* START *

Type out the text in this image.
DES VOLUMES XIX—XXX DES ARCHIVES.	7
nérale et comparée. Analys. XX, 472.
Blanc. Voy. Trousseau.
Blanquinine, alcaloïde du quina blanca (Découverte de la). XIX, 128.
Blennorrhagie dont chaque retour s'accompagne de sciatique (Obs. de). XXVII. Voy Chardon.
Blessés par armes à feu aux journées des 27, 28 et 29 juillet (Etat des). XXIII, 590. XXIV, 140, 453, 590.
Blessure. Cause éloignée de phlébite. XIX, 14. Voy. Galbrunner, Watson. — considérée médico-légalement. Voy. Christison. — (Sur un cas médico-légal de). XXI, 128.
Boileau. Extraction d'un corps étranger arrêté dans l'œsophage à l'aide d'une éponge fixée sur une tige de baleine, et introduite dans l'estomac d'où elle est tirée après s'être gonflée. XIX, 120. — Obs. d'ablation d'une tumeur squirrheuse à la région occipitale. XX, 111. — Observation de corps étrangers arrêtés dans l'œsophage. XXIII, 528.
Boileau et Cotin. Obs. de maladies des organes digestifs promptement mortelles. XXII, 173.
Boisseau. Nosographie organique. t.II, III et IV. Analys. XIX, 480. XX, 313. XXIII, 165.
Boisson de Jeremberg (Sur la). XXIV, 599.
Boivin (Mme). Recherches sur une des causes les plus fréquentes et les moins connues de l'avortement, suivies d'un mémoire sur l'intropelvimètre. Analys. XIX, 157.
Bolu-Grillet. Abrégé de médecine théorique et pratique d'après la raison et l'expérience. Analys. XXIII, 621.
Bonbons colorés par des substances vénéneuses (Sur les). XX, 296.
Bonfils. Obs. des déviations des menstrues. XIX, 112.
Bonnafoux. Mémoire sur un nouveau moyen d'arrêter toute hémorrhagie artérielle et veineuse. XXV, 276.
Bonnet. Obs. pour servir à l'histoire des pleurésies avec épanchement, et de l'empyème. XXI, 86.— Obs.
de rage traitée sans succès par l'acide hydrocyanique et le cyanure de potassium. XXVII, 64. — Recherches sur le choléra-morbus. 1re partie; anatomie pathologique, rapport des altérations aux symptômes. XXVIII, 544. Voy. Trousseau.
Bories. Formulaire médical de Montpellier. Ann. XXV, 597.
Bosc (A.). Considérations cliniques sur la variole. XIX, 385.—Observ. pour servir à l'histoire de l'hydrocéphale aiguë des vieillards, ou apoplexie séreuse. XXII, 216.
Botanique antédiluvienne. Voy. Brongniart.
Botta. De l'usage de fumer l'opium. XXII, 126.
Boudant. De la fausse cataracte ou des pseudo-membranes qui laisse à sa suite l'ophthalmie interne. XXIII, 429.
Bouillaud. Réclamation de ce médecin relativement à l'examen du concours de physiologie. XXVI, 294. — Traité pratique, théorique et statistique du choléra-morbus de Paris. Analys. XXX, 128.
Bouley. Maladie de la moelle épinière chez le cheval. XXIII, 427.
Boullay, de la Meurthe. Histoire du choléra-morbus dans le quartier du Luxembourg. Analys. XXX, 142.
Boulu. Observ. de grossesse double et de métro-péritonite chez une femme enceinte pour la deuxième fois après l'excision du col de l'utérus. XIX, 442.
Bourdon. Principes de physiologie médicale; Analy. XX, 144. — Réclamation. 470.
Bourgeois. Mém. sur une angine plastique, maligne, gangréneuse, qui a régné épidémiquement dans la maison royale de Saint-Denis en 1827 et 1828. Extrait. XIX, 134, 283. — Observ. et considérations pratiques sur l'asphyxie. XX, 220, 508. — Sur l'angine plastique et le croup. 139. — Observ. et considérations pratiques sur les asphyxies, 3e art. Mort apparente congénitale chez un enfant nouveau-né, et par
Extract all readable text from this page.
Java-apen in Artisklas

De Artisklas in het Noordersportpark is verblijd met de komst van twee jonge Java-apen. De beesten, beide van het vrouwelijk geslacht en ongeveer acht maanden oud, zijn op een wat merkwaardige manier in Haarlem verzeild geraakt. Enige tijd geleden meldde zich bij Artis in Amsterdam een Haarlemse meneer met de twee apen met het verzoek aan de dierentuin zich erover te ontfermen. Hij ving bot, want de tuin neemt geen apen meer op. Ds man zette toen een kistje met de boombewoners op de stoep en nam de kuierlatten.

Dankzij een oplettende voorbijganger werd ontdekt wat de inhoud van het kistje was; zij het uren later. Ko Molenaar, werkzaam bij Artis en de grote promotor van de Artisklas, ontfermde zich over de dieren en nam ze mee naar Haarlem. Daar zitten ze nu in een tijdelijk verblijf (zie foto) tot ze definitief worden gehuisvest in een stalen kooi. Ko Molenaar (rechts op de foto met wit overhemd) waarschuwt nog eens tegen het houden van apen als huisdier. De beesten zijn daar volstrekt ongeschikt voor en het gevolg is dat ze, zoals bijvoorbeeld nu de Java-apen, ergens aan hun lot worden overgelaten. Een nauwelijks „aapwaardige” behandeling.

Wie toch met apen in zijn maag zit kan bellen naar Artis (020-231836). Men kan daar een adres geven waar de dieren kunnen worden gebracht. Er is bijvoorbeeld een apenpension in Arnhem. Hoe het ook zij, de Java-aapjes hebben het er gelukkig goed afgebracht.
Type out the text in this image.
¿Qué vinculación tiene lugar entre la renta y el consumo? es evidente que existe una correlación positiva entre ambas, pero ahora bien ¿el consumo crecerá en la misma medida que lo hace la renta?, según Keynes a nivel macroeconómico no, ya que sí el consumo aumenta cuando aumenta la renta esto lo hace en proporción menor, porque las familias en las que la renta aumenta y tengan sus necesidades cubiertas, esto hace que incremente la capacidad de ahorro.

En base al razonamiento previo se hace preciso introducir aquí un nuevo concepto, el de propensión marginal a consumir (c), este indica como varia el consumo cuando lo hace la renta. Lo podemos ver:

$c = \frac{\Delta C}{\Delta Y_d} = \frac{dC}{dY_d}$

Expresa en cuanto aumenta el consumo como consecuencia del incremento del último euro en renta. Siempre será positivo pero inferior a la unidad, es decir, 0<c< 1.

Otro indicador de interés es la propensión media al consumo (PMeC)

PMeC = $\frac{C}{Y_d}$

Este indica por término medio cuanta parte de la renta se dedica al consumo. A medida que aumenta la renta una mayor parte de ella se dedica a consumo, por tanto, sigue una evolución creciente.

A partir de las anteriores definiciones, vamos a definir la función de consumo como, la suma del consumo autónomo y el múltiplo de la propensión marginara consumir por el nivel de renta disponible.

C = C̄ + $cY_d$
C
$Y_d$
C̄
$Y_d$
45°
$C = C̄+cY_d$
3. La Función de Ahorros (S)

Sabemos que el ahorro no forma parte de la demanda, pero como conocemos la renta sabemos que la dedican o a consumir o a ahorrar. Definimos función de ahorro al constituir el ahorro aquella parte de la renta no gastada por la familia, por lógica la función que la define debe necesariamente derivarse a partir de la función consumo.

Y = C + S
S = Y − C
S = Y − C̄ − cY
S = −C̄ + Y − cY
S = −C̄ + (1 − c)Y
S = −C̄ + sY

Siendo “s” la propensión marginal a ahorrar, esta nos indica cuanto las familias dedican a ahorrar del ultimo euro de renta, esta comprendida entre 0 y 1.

* END *

Direction:
Your task is to quote the listing above word for word.

Exercise answer:
Type out the text in this image.
DES VOLUMES XIX—XXX DES ARCHIVES.	7
nérale et comparée. Analys. XX, 472.
Blanc. Voy. Trousseau.
Blanquinine, alcaloïde du quina blanca (Découverte de la). XIX, 128.
Blennorrhagie dont chaque retour s'accompagne de sciatique (Obs. de). XXVII. Voy Chardon.
Blessés par armes à feu aux journées des 27, 28 et 29 juillet (Etat des). XXIII, 590. XXIV, 140, 453, 590.
Blessure. Cause éloignée de phlébite. XIX, 14. Voy. Galbrunner, Watson. — considérée médico-légalement. Voy. Christison. — (Sur un cas médico-légal de). XXI, 128.
Boileau. Extraction d'un corps étranger arrêté dans l'œsophage à l'aide d'une éponge fixée sur une tige de baleine, et introduite dans l'estomac d'où elle est tirée après s'être gonflée. XIX, 120. — Obs. d'ablation d'une tumeur squirrheuse à la région occipitale. XX, 111. — Observation de corps étrangers arrêtés dans l'œsophage. XXIII, 528.
Boileau et Cotin. Obs. de maladies des organes digestifs promptement mortelles. XXII, 173.
Boisseau. Nosographie organique. t.II, III et IV. Analys. XIX, 480. XX, 313. XXIII, 165.
Boisson de Jeremberg (Sur la). XXIV, 599.
Boivin (Mme). Recherches sur une des causes les plus fréquentes et les moins connues de l'avortement, suivies d'un mémoire sur l'intropelvimètre. Analys. XIX, 157.
Bolu-Grillet. Abrégé de médecine théorique et pratique d'après la raison et l'expérience. Analys. XXIII, 621.
Bonbons colorés par des substances vénéneuses (Sur les). XX, 296.
Bonfils. Obs. des déviations des menstrues. XIX, 112.
Bonnafoux. Mémoire sur un nouveau moyen d'arrêter toute hémorrhagie artérielle et veineuse. XXV, 276.
Bonnet. Obs. pour servir à l'histoire des pleurésies avec épanchement, et de l'empyème. XXI, 86.— Obs.
de rage traitée sans succès par l'acide hydrocyanique et le cyanure de potassium. XXVII, 64. — Recherches sur le choléra-morbus. 1re partie; anatomie pathologique, rapport des altérations aux symptômes. XXVIII, 544. Voy. Trousseau.
Bories. Formulaire médical de Montpellier. Ann. XXV, 597.
Bosc (A.). Considérations cliniques sur la variole. XIX, 385.—Observ. pour servir à l'histoire de l'hydrocéphale aiguë des vieillards, ou apoplexie séreuse. XXII, 216.
Botanique antédiluvienne. Voy. Brongniart.
Botta. De l'usage de fumer l'opium. XXII, 126.
Boudant. De la fausse cataracte ou des pseudo-membranes qui laisse à sa suite l'ophthalmie interne. XXIII, 429.
Bouillaud. Réclamation de ce médecin relativement à l'examen du concours de physiologie. XXVI, 294. — Traité pratique, théorique et statistique du choléra-morbus de Paris. Analys. XXX, 128.
Bouley. Maladie de la moelle épinière chez le cheval. XXIII, 427.
Boullay, de la Meurthe. Histoire du choléra-morbus dans le quartier du Luxembourg. Analys. XXX, 142.
Boulu. Observ. de grossesse double et de métro-péritonite chez une femme enceinte pour la deuxième fois après l'excision du col de l'utérus. XIX, 442.
Bourdon. Principes de physiologie médicale; Analy. XX, 144. — Réclamation. 470.
Bourgeois. Mém. sur une angine plastique, maligne, gangréneuse, qui a régné épidémiquement dans la maison royale de Saint-Denis en 1827 et 1828. Extrait. XIX, 134, 283. — Observ. et considérations pratiques sur l'asphyxie. XX, 220, 508. — Sur l'angine plastique et le croup. 139. — Observ. et considérations pratiques sur les asphyxies, 3e art. Mort apparente congénitale chez un enfant nouveau-né, et par
Extract all readable text from this page.
Java-apen in Artisklas

De Artisklas in het Noordersportpark is verblijd met de komst van twee jonge Java-apen. De beesten, beide van het vrouwelijk geslacht en ongeveer acht maanden oud, zijn op een wat merkwaardige manier in Haarlem verzeild geraakt. Enige tijd geleden meldde zich bij Artis in Amsterdam een Haarlemse meneer met de twee apen met het verzoek aan de dierentuin zich erover te ontfermen. Hij ving bot, want de tuin neemt geen apen meer op. Ds man zette toen een kistje met de boombewoners op de stoep en nam de kuierlatten.

Dankzij een oplettende voorbijganger werd ontdekt wat de inhoud van het kistje was; zij het uren later. Ko Molenaar, werkzaam bij Artis en de grote promotor van de Artisklas, ontfermde zich over de dieren en nam ze mee naar Haarlem. Daar zitten ze nu in een tijdelijk verblijf (zie foto) tot ze definitief worden gehuisvest in een stalen kooi. Ko Molenaar (rechts op de foto met wit overhemd) waarschuwt nog eens tegen het houden van apen als huisdier. De beesten zijn daar volstrekt ongeschikt voor en het gevolg is dat ze, zoals bijvoorbeeld nu de Java-apen, ergens aan hun lot worden overgelaten. Een nauwelijks „aapwaardige” behandeling.

Wie toch met apen in zijn maag zit kan bellen naar Artis (020-231836). Men kan daar een adres geven waar de dieren kunnen worden gebracht. Er is bijvoorbeeld een apenpension in Arnhem. Hoe het ook zij, de Java-aapjes hebben het er gelukkig goed afgebracht.
Type out the text in this image.
¿Qué vinculación tiene lugar entre la renta y el consumo? es evidente que existe una correlación positiva entre ambas, pero ahora bien ¿el consumo crecerá en la misma medida que lo hace la renta?, según Keynes a nivel macroeconómico no, ya que sí el consumo aumenta cuando aumenta la renta esto lo hace en proporción menor, porque las familias en las que la renta aumenta y tengan sus necesidades cubiertas, esto hace que incremente la capacidad de ahorro.

En base al razonamiento previo se hace preciso introducir aquí un nuevo concepto, el de propensión marginal a consumir (c), este indica como varia el consumo cuando lo hace la renta. Lo podemos ver:

$c = \frac{\Delta C}{\Delta Y_d} = \frac{dC}{dY_d}$

Expresa en cuanto aumenta el consumo como consecuencia del incremento del último euro en renta. Siempre será positivo pero inferior a la unidad, es decir, 0<c< 1.

Otro indicador de interés es la propensión media al consumo (PMeC)

PMeC = $\frac{C}{Y_d}$

Este indica por término medio cuanta parte de la renta se dedica al consumo. A medida que aumenta la renta una mayor parte de ella se dedica a consumo, por tanto, sigue una evolución creciente.

A partir de las anteriores definiciones, vamos a definir la función de consumo como, la suma del consumo autónomo y el múltiplo de la propensión marginara consumir por el nivel de renta disponible.

C = C̄ + $cY_d$
C
$Y_d$
C̄
$Y_d$
45°
$C = C̄+cY_d$
3. La Función de Ahorros (S)

Sabemos que el ahorro no forma parte de la demanda, pero como conocemos la renta sabemos que la dedican o a consumir o a ahorrar. Definimos función de ahorro al constituir el ahorro aquella parte de la renta no gastada por la familia, por lógica la función que la define debe necesariamente derivarse a partir de la función consumo.

Y = C + S
S = Y − C
S = Y − C̄ − cY
S = −C̄ + Y − cY
S = −C̄ + (1 − c)Y
S = −C̄ + sY

Siendo “s” la propensión marginal a ahorrar, esta nos indica cuanto las familias dedican a ahorrar del ultimo euro de renta, esta comprendida entre 0 y 1.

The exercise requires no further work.